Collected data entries
*-*-*

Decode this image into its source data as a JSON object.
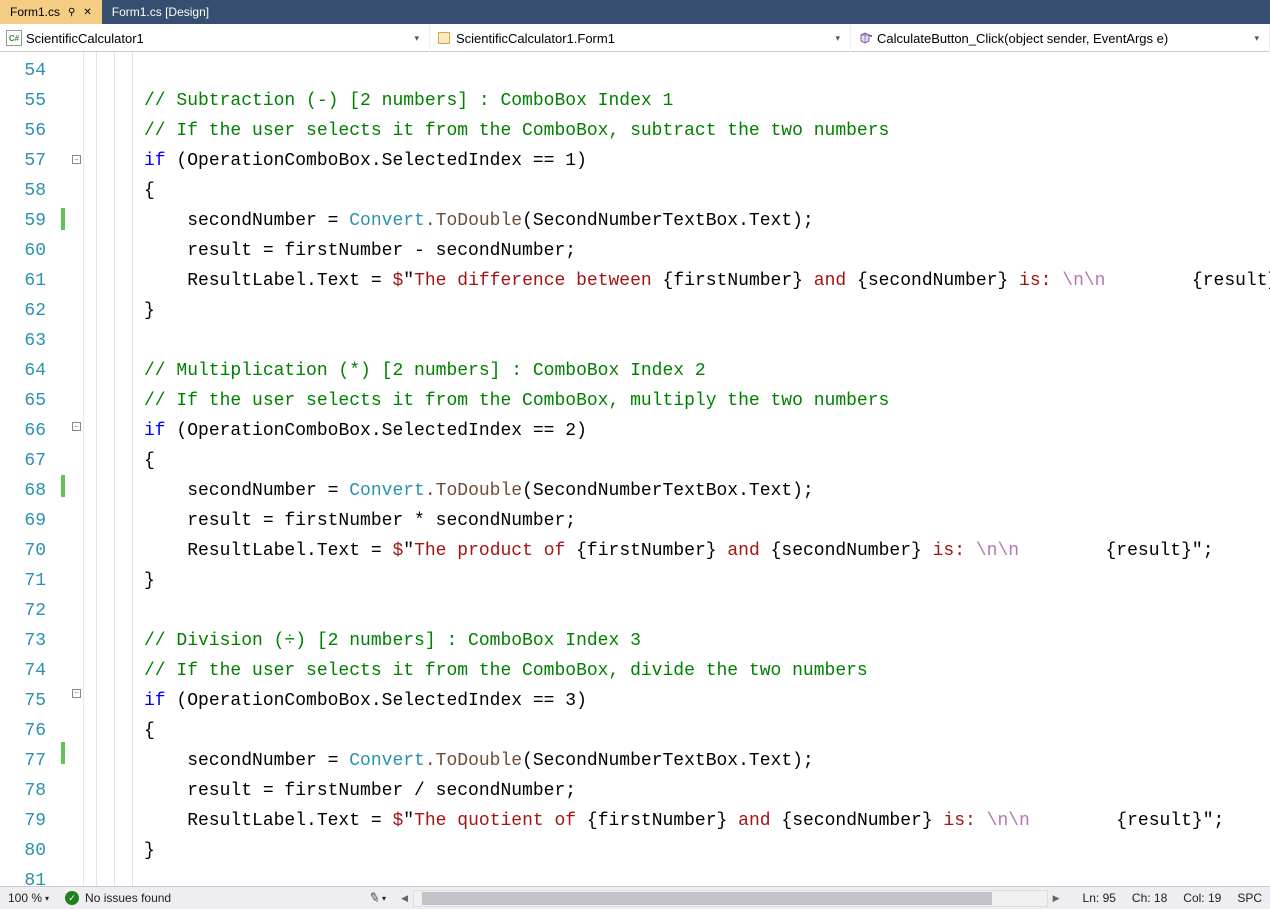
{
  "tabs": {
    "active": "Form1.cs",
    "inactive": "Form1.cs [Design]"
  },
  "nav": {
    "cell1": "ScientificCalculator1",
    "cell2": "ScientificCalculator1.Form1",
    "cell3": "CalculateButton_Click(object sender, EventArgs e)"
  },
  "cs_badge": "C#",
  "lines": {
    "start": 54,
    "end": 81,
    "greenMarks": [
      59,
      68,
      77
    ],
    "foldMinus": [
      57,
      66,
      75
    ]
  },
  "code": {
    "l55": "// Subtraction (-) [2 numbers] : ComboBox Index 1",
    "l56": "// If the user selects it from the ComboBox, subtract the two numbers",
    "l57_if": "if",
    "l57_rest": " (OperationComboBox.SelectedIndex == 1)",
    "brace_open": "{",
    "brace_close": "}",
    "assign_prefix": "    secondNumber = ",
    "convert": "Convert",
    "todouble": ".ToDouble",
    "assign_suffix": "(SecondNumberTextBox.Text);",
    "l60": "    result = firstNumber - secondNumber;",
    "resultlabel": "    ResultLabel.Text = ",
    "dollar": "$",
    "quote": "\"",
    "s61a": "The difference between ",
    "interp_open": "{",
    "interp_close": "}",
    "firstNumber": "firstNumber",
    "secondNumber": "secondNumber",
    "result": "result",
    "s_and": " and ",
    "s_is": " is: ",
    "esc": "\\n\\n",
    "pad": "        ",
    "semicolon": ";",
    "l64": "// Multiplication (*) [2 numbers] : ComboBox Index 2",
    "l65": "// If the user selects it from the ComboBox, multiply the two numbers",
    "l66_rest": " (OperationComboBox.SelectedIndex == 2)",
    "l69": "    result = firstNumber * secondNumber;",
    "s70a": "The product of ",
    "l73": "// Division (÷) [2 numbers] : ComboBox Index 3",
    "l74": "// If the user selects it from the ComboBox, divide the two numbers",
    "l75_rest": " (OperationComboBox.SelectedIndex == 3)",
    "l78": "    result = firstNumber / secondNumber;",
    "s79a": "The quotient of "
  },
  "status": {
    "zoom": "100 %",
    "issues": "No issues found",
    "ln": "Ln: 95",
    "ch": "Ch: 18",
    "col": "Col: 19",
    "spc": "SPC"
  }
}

*-*-*

* Given task: Look for the word "firstNumber" and return every line where it occurs.

* Task output:
    "l60": "    result = firstNumber - secondNumber;",
    "firstNumber": "firstNumber",
    "l69": "    result = firstNumber * secondNumber;",
    "l78": "    result = firstNumber / secondNumber;",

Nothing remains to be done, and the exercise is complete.